* Part of a data file *
START

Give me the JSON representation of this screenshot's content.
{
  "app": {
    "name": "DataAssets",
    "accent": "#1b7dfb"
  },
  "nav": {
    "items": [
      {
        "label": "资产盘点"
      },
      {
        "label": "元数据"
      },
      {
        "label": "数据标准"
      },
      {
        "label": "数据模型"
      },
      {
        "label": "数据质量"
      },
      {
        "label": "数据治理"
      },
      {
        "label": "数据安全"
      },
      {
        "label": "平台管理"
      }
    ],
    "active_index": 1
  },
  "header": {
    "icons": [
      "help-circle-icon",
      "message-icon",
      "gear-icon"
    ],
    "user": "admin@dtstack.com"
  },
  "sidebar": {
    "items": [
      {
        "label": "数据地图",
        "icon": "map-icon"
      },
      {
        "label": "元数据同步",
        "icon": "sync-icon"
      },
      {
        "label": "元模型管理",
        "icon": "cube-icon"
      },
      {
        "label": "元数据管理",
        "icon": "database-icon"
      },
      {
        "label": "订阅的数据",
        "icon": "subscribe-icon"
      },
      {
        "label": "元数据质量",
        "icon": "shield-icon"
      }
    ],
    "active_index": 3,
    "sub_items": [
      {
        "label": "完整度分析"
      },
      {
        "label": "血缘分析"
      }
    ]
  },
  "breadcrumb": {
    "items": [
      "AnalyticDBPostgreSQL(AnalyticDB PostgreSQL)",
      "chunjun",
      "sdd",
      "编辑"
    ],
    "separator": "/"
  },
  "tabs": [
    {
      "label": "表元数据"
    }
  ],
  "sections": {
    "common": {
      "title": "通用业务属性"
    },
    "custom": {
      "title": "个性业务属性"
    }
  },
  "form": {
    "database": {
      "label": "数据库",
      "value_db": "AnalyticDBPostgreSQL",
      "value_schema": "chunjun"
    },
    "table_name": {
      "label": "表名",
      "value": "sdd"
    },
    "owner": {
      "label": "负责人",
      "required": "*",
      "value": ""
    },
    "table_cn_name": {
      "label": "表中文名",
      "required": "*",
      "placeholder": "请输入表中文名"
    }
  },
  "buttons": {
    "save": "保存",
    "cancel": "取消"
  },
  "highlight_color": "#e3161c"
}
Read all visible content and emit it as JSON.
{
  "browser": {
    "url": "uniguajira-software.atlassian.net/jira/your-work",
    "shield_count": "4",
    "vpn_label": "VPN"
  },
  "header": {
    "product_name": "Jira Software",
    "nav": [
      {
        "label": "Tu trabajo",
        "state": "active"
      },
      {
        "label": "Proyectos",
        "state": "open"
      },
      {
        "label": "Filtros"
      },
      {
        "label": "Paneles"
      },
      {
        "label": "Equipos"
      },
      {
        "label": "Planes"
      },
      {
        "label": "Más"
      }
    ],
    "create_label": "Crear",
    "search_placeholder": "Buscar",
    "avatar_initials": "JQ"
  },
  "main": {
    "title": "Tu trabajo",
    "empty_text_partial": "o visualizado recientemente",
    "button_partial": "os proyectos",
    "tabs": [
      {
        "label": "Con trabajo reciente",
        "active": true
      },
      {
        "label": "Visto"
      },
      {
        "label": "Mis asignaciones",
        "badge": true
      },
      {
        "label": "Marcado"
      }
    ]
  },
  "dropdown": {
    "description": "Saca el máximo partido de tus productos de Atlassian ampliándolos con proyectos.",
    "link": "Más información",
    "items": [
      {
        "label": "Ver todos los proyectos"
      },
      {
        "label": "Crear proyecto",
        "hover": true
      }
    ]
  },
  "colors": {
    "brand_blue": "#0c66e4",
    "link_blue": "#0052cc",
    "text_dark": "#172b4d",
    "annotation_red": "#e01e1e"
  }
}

END

* Short exercise *
Collect the lines that hold "content".

* Problem solution *
Give me the JSON representation of this screenshot's content.
Read all visible content and emit it as JSON.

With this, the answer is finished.